» GOAL
Repeat every line of the data exactly, but not the pictures.

» INPUT RECORDS
%%
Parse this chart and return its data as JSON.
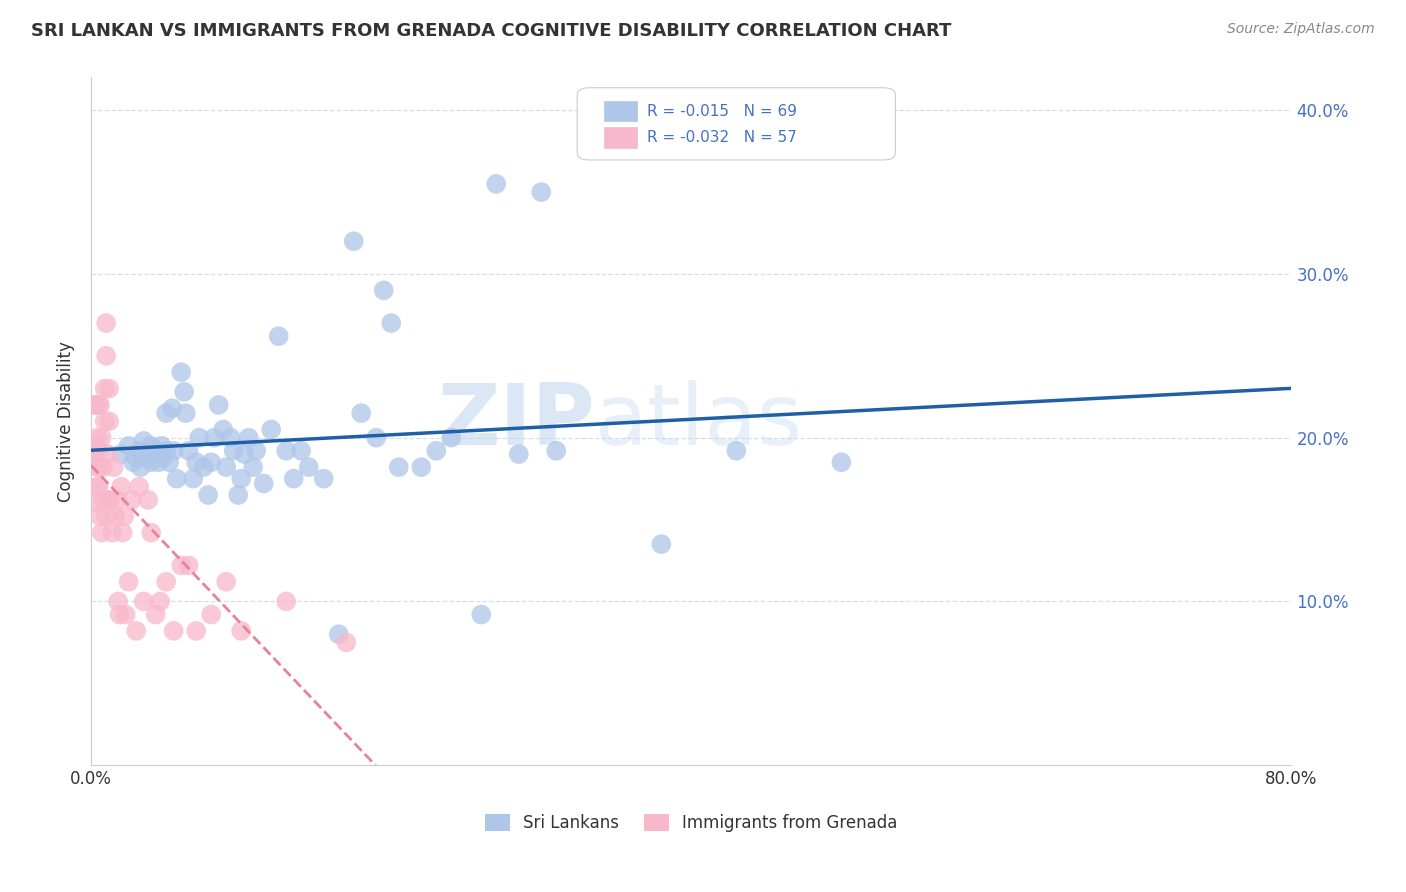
{
  "title": "SRI LANKAN VS IMMIGRANTS FROM GRENADA COGNITIVE DISABILITY CORRELATION CHART",
  "source": "Source: ZipAtlas.com",
  "ylabel": "Cognitive Disability",
  "xmin": 0.0,
  "xmax": 0.8,
  "ymin": 0.0,
  "ymax": 0.42,
  "yticks": [
    0.1,
    0.2,
    0.3,
    0.4
  ],
  "ytick_labels": [
    "10.0%",
    "20.0%",
    "30.0%",
    "40.0%"
  ],
  "xticks": [
    0.0,
    0.1,
    0.2,
    0.3,
    0.4,
    0.5,
    0.6,
    0.7,
    0.8
  ],
  "xtick_labels": [
    "0.0%",
    "",
    "",
    "",
    "",
    "",
    "",
    "",
    "80.0%"
  ],
  "legend_r1": "-0.015",
  "legend_n1": "69",
  "legend_r2": "-0.032",
  "legend_n2": "57",
  "sri_lanka_color": "#aec6e8",
  "grenada_color": "#f7b8cb",
  "sri_lanka_edge_color": "#aec6e8",
  "grenada_edge_color": "#f7b8cb",
  "sri_lanka_line_color": "#1f5fa6",
  "grenada_line_color": "#e8829a",
  "watermark_zip": "ZIP",
  "watermark_atlas": "atlas",
  "note_color": "#4472c4",
  "sri_lanka_x": [
    0.02,
    0.025,
    0.028,
    0.03,
    0.032,
    0.033,
    0.035,
    0.038,
    0.04,
    0.04,
    0.042,
    0.044,
    0.045,
    0.047,
    0.048,
    0.05,
    0.05,
    0.052,
    0.054,
    0.055,
    0.057,
    0.06,
    0.062,
    0.063,
    0.065,
    0.068,
    0.07,
    0.072,
    0.075,
    0.078,
    0.08,
    0.082,
    0.085,
    0.088,
    0.09,
    0.093,
    0.095,
    0.098,
    0.1,
    0.102,
    0.105,
    0.108,
    0.11,
    0.115,
    0.12,
    0.125,
    0.13,
    0.135,
    0.14,
    0.145,
    0.155,
    0.165,
    0.175,
    0.18,
    0.19,
    0.195,
    0.2,
    0.205,
    0.22,
    0.23,
    0.24,
    0.26,
    0.27,
    0.285,
    0.3,
    0.31,
    0.38,
    0.43,
    0.5
  ],
  "sri_lanka_y": [
    0.19,
    0.195,
    0.185,
    0.188,
    0.192,
    0.182,
    0.198,
    0.188,
    0.195,
    0.185,
    0.19,
    0.192,
    0.185,
    0.195,
    0.188,
    0.215,
    0.192,
    0.185,
    0.218,
    0.192,
    0.175,
    0.24,
    0.228,
    0.215,
    0.192,
    0.175,
    0.185,
    0.2,
    0.182,
    0.165,
    0.185,
    0.2,
    0.22,
    0.205,
    0.182,
    0.2,
    0.192,
    0.165,
    0.175,
    0.19,
    0.2,
    0.182,
    0.192,
    0.172,
    0.205,
    0.262,
    0.192,
    0.175,
    0.192,
    0.182,
    0.175,
    0.08,
    0.32,
    0.215,
    0.2,
    0.29,
    0.27,
    0.182,
    0.182,
    0.192,
    0.2,
    0.092,
    0.355,
    0.19,
    0.35,
    0.192,
    0.135,
    0.192,
    0.185
  ],
  "grenada_x": [
    0.002,
    0.002,
    0.003,
    0.003,
    0.003,
    0.004,
    0.004,
    0.004,
    0.005,
    0.005,
    0.005,
    0.006,
    0.006,
    0.006,
    0.007,
    0.007,
    0.008,
    0.008,
    0.009,
    0.009,
    0.01,
    0.01,
    0.01,
    0.011,
    0.011,
    0.012,
    0.012,
    0.013,
    0.014,
    0.015,
    0.016,
    0.017,
    0.018,
    0.019,
    0.02,
    0.021,
    0.022,
    0.023,
    0.025,
    0.027,
    0.03,
    0.032,
    0.035,
    0.038,
    0.04,
    0.043,
    0.046,
    0.05,
    0.055,
    0.06,
    0.065,
    0.07,
    0.08,
    0.09,
    0.1,
    0.13,
    0.17
  ],
  "grenada_y": [
    0.19,
    0.22,
    0.16,
    0.22,
    0.195,
    0.17,
    0.2,
    0.182,
    0.17,
    0.192,
    0.22,
    0.152,
    0.182,
    0.22,
    0.142,
    0.2,
    0.162,
    0.182,
    0.21,
    0.23,
    0.25,
    0.27,
    0.152,
    0.162,
    0.19,
    0.23,
    0.21,
    0.162,
    0.142,
    0.182,
    0.152,
    0.162,
    0.1,
    0.092,
    0.17,
    0.142,
    0.152,
    0.092,
    0.112,
    0.162,
    0.082,
    0.17,
    0.1,
    0.162,
    0.142,
    0.092,
    0.1,
    0.112,
    0.082,
    0.122,
    0.122,
    0.082,
    0.092,
    0.112,
    0.082,
    0.1,
    0.075
  ]
}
%%
» TASK RESPONSE
Parse this chart and return its data as JSON.
{
  "title": "SRI LANKAN VS IMMIGRANTS FROM GRENADA COGNITIVE DISABILITY CORRELATION CHART",
  "source": "Source: ZipAtlas.com",
  "ylabel": "Cognitive Disability",
  "xmin": 0.0,
  "xmax": 0.8,
  "ymin": 0.0,
  "ymax": 0.42,
  "yticks": [
    0.1,
    0.2,
    0.3,
    0.4
  ],
  "ytick_labels": [
    "10.0%",
    "20.0%",
    "30.0%",
    "40.0%"
  ],
  "xticks": [
    0.0,
    0.1,
    0.2,
    0.3,
    0.4,
    0.5,
    0.6,
    0.7,
    0.8
  ],
  "xtick_labels": [
    "0.0%",
    "",
    "",
    "",
    "",
    "",
    "",
    "",
    "80.0%"
  ],
  "legend_r1": "-0.015",
  "legend_n1": "69",
  "legend_r2": "-0.032",
  "legend_n2": "57",
  "sri_lanka_color": "#aec6e8",
  "grenada_color": "#f7b8cb",
  "sri_lanka_edge_color": "#aec6e8",
  "grenada_edge_color": "#f7b8cb",
  "sri_lanka_line_color": "#1f5fa6",
  "grenada_line_color": "#e8829a",
  "watermark_zip": "ZIP",
  "watermark_atlas": "atlas",
  "note_color": "#4472c4",
  "sri_lanka_x": [
    0.02,
    0.025,
    0.028,
    0.03,
    0.032,
    0.033,
    0.035,
    0.038,
    0.04,
    0.04,
    0.042,
    0.044,
    0.045,
    0.047,
    0.048,
    0.05,
    0.05,
    0.052,
    0.054,
    0.055,
    0.057,
    0.06,
    0.062,
    0.063,
    0.065,
    0.068,
    0.07,
    0.072,
    0.075,
    0.078,
    0.08,
    0.082,
    0.085,
    0.088,
    0.09,
    0.093,
    0.095,
    0.098,
    0.1,
    0.102,
    0.105,
    0.108,
    0.11,
    0.115,
    0.12,
    0.125,
    0.13,
    0.135,
    0.14,
    0.145,
    0.155,
    0.165,
    0.175,
    0.18,
    0.19,
    0.195,
    0.2,
    0.205,
    0.22,
    0.23,
    0.24,
    0.26,
    0.27,
    0.285,
    0.3,
    0.31,
    0.38,
    0.43,
    0.5
  ],
  "sri_lanka_y": [
    0.19,
    0.195,
    0.185,
    0.188,
    0.192,
    0.182,
    0.198,
    0.188,
    0.195,
    0.185,
    0.19,
    0.192,
    0.185,
    0.195,
    0.188,
    0.215,
    0.192,
    0.185,
    0.218,
    0.192,
    0.175,
    0.24,
    0.228,
    0.215,
    0.192,
    0.175,
    0.185,
    0.2,
    0.182,
    0.165,
    0.185,
    0.2,
    0.22,
    0.205,
    0.182,
    0.2,
    0.192,
    0.165,
    0.175,
    0.19,
    0.2,
    0.182,
    0.192,
    0.172,
    0.205,
    0.262,
    0.192,
    0.175,
    0.192,
    0.182,
    0.175,
    0.08,
    0.32,
    0.215,
    0.2,
    0.29,
    0.27,
    0.182,
    0.182,
    0.192,
    0.2,
    0.092,
    0.355,
    0.19,
    0.35,
    0.192,
    0.135,
    0.192,
    0.185
  ],
  "grenada_x": [
    0.002,
    0.002,
    0.003,
    0.003,
    0.003,
    0.004,
    0.004,
    0.004,
    0.005,
    0.005,
    0.005,
    0.006,
    0.006,
    0.006,
    0.007,
    0.007,
    0.008,
    0.008,
    0.009,
    0.009,
    0.01,
    0.01,
    0.01,
    0.011,
    0.011,
    0.012,
    0.012,
    0.013,
    0.014,
    0.015,
    0.016,
    0.017,
    0.018,
    0.019,
    0.02,
    0.021,
    0.022,
    0.023,
    0.025,
    0.027,
    0.03,
    0.032,
    0.035,
    0.038,
    0.04,
    0.043,
    0.046,
    0.05,
    0.055,
    0.06,
    0.065,
    0.07,
    0.08,
    0.09,
    0.1,
    0.13,
    0.17
  ],
  "grenada_y": [
    0.19,
    0.22,
    0.16,
    0.22,
    0.195,
    0.17,
    0.2,
    0.182,
    0.17,
    0.192,
    0.22,
    0.152,
    0.182,
    0.22,
    0.142,
    0.2,
    0.162,
    0.182,
    0.21,
    0.23,
    0.25,
    0.27,
    0.152,
    0.162,
    0.19,
    0.23,
    0.21,
    0.162,
    0.142,
    0.182,
    0.152,
    0.162,
    0.1,
    0.092,
    0.17,
    0.142,
    0.152,
    0.092,
    0.112,
    0.162,
    0.082,
    0.17,
    0.1,
    0.162,
    0.142,
    0.092,
    0.1,
    0.112,
    0.082,
    0.122,
    0.122,
    0.082,
    0.092,
    0.112,
    0.082,
    0.1,
    0.075
  ]
}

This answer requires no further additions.